-- Start of PROVIDED INFORMATION --
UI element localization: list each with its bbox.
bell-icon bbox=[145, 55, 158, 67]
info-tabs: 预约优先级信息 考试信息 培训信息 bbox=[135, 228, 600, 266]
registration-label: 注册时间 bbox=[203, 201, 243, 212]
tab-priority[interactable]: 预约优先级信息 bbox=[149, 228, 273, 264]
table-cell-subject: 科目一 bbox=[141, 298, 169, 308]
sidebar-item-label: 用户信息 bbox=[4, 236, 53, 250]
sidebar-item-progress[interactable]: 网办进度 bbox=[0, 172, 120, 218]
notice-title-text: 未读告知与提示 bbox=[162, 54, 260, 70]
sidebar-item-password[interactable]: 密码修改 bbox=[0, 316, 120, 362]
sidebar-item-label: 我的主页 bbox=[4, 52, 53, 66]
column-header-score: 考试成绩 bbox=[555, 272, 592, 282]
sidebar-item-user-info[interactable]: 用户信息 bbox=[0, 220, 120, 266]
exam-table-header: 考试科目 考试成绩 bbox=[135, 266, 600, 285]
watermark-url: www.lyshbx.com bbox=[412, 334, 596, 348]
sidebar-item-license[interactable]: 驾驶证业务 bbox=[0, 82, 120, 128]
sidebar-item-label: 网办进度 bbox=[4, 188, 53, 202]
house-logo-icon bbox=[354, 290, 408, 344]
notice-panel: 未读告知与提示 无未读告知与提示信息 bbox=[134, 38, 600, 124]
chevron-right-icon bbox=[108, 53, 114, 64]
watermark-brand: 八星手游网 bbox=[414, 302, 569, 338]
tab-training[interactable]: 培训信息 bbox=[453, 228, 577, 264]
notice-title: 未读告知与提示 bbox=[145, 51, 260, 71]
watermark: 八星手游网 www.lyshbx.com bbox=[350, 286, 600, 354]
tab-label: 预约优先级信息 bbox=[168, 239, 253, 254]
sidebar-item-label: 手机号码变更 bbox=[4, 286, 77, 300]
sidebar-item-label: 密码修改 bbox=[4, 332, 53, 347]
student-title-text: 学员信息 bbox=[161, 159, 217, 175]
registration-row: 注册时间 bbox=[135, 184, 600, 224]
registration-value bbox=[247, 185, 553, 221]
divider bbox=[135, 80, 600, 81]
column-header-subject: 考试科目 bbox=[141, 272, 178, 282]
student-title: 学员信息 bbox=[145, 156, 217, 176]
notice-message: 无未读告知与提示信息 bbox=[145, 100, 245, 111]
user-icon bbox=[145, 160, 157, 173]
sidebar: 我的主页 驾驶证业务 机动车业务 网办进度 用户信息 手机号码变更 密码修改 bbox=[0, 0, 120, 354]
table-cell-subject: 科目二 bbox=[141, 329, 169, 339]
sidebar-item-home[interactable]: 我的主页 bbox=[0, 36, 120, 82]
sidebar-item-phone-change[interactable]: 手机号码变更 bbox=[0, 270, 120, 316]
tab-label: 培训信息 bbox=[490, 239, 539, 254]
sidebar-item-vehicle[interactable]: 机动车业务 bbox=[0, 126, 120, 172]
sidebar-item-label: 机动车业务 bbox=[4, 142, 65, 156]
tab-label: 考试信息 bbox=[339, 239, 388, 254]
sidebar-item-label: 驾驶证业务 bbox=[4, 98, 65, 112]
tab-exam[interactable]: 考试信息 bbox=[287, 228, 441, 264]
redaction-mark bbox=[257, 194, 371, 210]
-- End of PROVIDED INFORMATION --
Reproduce every line of the records above verbatim, in the same order and with nothing left out.

UI element localization: list each with its bbox.
bell-icon bbox=[145, 55, 158, 67]
info-tabs: 预约优先级信息 考试信息 培训信息 bbox=[135, 228, 600, 266]
registration-label: 注册时间 bbox=[203, 201, 243, 212]
tab-priority[interactable]: 预约优先级信息 bbox=[149, 228, 273, 264]
table-cell-subject: 科目一 bbox=[141, 298, 169, 308]
sidebar-item-label: 用户信息 bbox=[4, 236, 53, 250]
sidebar-item-progress[interactable]: 网办进度 bbox=[0, 172, 120, 218]
notice-title-text: 未读告知与提示 bbox=[162, 54, 260, 70]
sidebar-item-password[interactable]: 密码修改 bbox=[0, 316, 120, 362]
sidebar-item-label: 我的主页 bbox=[4, 52, 53, 66]
column-header-score: 考试成绩 bbox=[555, 272, 592, 282]
sidebar-item-user-info[interactable]: 用户信息 bbox=[0, 220, 120, 266]
exam-table-header: 考试科目 考试成绩 bbox=[135, 266, 600, 285]
watermark-url: www.lyshbx.com bbox=[412, 334, 596, 348]
sidebar-item-license[interactable]: 驾驶证业务 bbox=[0, 82, 120, 128]
sidebar-item-label: 网办进度 bbox=[4, 188, 53, 202]
house-logo-icon bbox=[354, 290, 408, 344]
notice-panel: 未读告知与提示 无未读告知与提示信息 bbox=[134, 38, 600, 124]
chevron-right-icon bbox=[108, 53, 114, 64]
watermark-brand: 八星手游网 bbox=[414, 302, 569, 338]
tab-training[interactable]: 培训信息 bbox=[453, 228, 577, 264]
notice-title: 未读告知与提示 bbox=[145, 51, 260, 71]
watermark: 八星手游网 www.lyshbx.com bbox=[350, 286, 600, 354]
tab-label: 预约优先级信息 bbox=[168, 239, 253, 254]
sidebar-item-label: 手机号码变更 bbox=[4, 286, 77, 300]
sidebar-item-label: 密码修改 bbox=[4, 332, 53, 347]
student-title-text: 学员信息 bbox=[161, 159, 217, 175]
registration-row: 注册时间 bbox=[135, 184, 600, 224]
registration-value bbox=[247, 185, 553, 221]
divider bbox=[135, 80, 600, 81]
column-header-subject: 考试科目 bbox=[141, 272, 178, 282]
student-title: 学员信息 bbox=[145, 156, 217, 176]
notice-message: 无未读告知与提示信息 bbox=[145, 100, 245, 111]
user-icon bbox=[145, 160, 157, 173]
sidebar: 我的主页 驾驶证业务 机动车业务 网办进度 用户信息 手机号码变更 密码修改 bbox=[0, 0, 120, 354]
table-cell-subject: 科目二 bbox=[141, 329, 169, 339]
sidebar-item-home[interactable]: 我的主页 bbox=[0, 36, 120, 82]
sidebar-item-phone-change[interactable]: 手机号码变更 bbox=[0, 270, 120, 316]
tab-label: 培训信息 bbox=[490, 239, 539, 254]
sidebar-item-vehicle[interactable]: 机动车业务 bbox=[0, 126, 120, 172]
sidebar-item-label: 机动车业务 bbox=[4, 142, 65, 156]
tab-label: 考试信息 bbox=[339, 239, 388, 254]
sidebar-item-label: 驾驶证业务 bbox=[4, 98, 65, 112]
tab-exam[interactable]: 考试信息 bbox=[287, 228, 441, 264]
redaction-mark bbox=[257, 194, 371, 210]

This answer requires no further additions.